◆ **Instructions for the task**
Each line that follows is to be retyped exactly.

========

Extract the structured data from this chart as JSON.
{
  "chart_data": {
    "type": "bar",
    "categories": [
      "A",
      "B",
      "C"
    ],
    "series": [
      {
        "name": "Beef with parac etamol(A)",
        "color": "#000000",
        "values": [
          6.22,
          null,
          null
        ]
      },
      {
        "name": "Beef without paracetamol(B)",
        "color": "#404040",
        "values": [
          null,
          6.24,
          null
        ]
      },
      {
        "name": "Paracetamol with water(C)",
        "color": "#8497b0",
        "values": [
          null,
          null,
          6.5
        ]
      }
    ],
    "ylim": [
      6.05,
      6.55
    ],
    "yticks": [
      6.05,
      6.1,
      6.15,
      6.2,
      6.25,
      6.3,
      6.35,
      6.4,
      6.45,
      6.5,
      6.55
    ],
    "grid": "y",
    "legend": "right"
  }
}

========

◆ **Output of the task**
Extract the structured data from this chart as JSON.
{
  "chart_data": {
    "type": "bar",
    "categories": [
      "A",
      "B",
      "C"
    ],
    "series": [
      {
        "name": "Beef with parac etamol(A)",
        "color": "#000000",
        "values": [
          6.22,
          null,
          null
        ]
      },
      {
        "name": "Beef without paracetamol(B)",
        "color": "#404040",
        "values": [
          null,
          6.24,
          null
        ]
      },
      {
        "name": "Paracetamol with water(C)",
        "color": "#8497b0",
        "values": [
          null,
          null,
          6.5
        ]
      }
    ],
    "ylim": [
      6.05,
      6.55
    ],
    "yticks": [
      6.05,
      6.1,
      6.15,
      6.2,
      6.25,
      6.3,
      6.35,
      6.4,
      6.45,
      6.5,
      6.55
    ],
    "grid": "y",
    "legend": "right"
  }
}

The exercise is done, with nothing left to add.